**Problem statement**: Images are excluded; otherwise, output every record exactly.

**Stored data**:
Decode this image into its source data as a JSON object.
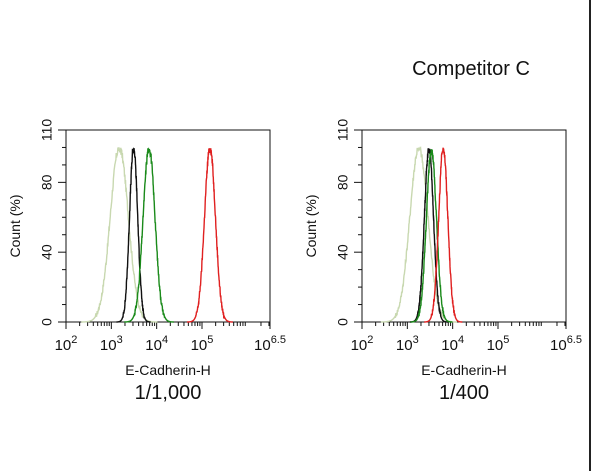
{
  "chart_data": [
    {
      "type": "line",
      "title": "",
      "dilution": "1/1,000",
      "xlabel": "E-Cadherin-H",
      "ylabel": "Count  (%)",
      "xscale": "log",
      "xlim": [
        100,
        3162278
      ],
      "ylim": [
        0,
        110
      ],
      "yticks": [
        0,
        40,
        80,
        110
      ],
      "ytick_labels": [
        "0",
        "40",
        "80",
        "110"
      ],
      "xticks": [
        100,
        1000,
        10000,
        100000,
        3162278
      ],
      "xtick_labels": [
        {
          "base": "10",
          "exp": "2"
        },
        {
          "base": "10",
          "exp": "3"
        },
        {
          "base": "10",
          "exp": "4"
        },
        {
          "base": "10",
          "exp": "5"
        },
        {
          "base": "10",
          "exp": "6.5"
        }
      ],
      "grid": false,
      "series": [
        {
          "color": "#c8d8b0",
          "peak_x": 1500,
          "peak_y": 100,
          "width_decades": 0.2
        },
        {
          "color": "#111111",
          "peak_x": 3100,
          "peak_y": 100,
          "width_decades": 0.09
        },
        {
          "color": "#1a8a1a",
          "peak_x": 6800,
          "peak_y": 100,
          "width_decades": 0.13
        },
        {
          "color": "#e02020",
          "peak_x": 150000,
          "peak_y": 100,
          "width_decades": 0.12
        }
      ]
    },
    {
      "type": "line",
      "title": "Competitor C",
      "dilution": "1/400",
      "xlabel": "E-Cadherin-H",
      "ylabel": "Count  (%)",
      "xscale": "log",
      "xlim": [
        100,
        3162278
      ],
      "ylim": [
        0,
        110
      ],
      "yticks": [
        0,
        40,
        80,
        110
      ],
      "ytick_labels": [
        "0",
        "40",
        "80",
        "110"
      ],
      "xticks": [
        100,
        1000,
        10000,
        100000,
        3162278
      ],
      "xtick_labels": [
        {
          "base": "10",
          "exp": "2"
        },
        {
          "base": "10",
          "exp": "3"
        },
        {
          "base": "10",
          "exp": "4"
        },
        {
          "base": "10",
          "exp": "5"
        },
        {
          "base": "10",
          "exp": "6.5"
        }
      ],
      "grid": false,
      "series": [
        {
          "color": "#c8d8b0",
          "peak_x": 1800,
          "peak_y": 100,
          "width_decades": 0.2
        },
        {
          "color": "#111111",
          "peak_x": 3000,
          "peak_y": 100,
          "width_decades": 0.1
        },
        {
          "color": "#1a8a1a",
          "peak_x": 3400,
          "peak_y": 99,
          "width_decades": 0.11
        },
        {
          "color": "#e02020",
          "peak_x": 6200,
          "peak_y": 100,
          "width_decades": 0.1
        }
      ]
    }
  ]
}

**Answer to this exercise**:
Decode this image into its source data as a JSON object.
{
  "chart_data": [
    {
      "type": "line",
      "title": "",
      "dilution": "1/1,000",
      "xlabel": "E-Cadherin-H",
      "ylabel": "Count  (%)",
      "xscale": "log",
      "xlim": [
        100,
        3162278
      ],
      "ylim": [
        0,
        110
      ],
      "yticks": [
        0,
        40,
        80,
        110
      ],
      "ytick_labels": [
        "0",
        "40",
        "80",
        "110"
      ],
      "xticks": [
        100,
        1000,
        10000,
        100000,
        3162278
      ],
      "xtick_labels": [
        {
          "base": "10",
          "exp": "2"
        },
        {
          "base": "10",
          "exp": "3"
        },
        {
          "base": "10",
          "exp": "4"
        },
        {
          "base": "10",
          "exp": "5"
        },
        {
          "base": "10",
          "exp": "6.5"
        }
      ],
      "grid": false,
      "series": [
        {
          "color": "#c8d8b0",
          "peak_x": 1500,
          "peak_y": 100,
          "width_decades": 0.2
        },
        {
          "color": "#111111",
          "peak_x": 3100,
          "peak_y": 100,
          "width_decades": 0.09
        },
        {
          "color": "#1a8a1a",
          "peak_x": 6800,
          "peak_y": 100,
          "width_decades": 0.13
        },
        {
          "color": "#e02020",
          "peak_x": 150000,
          "peak_y": 100,
          "width_decades": 0.12
        }
      ]
    },
    {
      "type": "line",
      "title": "Competitor C",
      "dilution": "1/400",
      "xlabel": "E-Cadherin-H",
      "ylabel": "Count  (%)",
      "xscale": "log",
      "xlim": [
        100,
        3162278
      ],
      "ylim": [
        0,
        110
      ],
      "yticks": [
        0,
        40,
        80,
        110
      ],
      "ytick_labels": [
        "0",
        "40",
        "80",
        "110"
      ],
      "xticks": [
        100,
        1000,
        10000,
        100000,
        3162278
      ],
      "xtick_labels": [
        {
          "base": "10",
          "exp": "2"
        },
        {
          "base": "10",
          "exp": "3"
        },
        {
          "base": "10",
          "exp": "4"
        },
        {
          "base": "10",
          "exp": "5"
        },
        {
          "base": "10",
          "exp": "6.5"
        }
      ],
      "grid": false,
      "series": [
        {
          "color": "#c8d8b0",
          "peak_x": 1800,
          "peak_y": 100,
          "width_decades": 0.2
        },
        {
          "color": "#111111",
          "peak_x": 3000,
          "peak_y": 100,
          "width_decades": 0.1
        },
        {
          "color": "#1a8a1a",
          "peak_x": 3400,
          "peak_y": 99,
          "width_decades": 0.11
        },
        {
          "color": "#e02020",
          "peak_x": 6200,
          "peak_y": 100,
          "width_decades": 0.1
        }
      ]
    }
  ]
}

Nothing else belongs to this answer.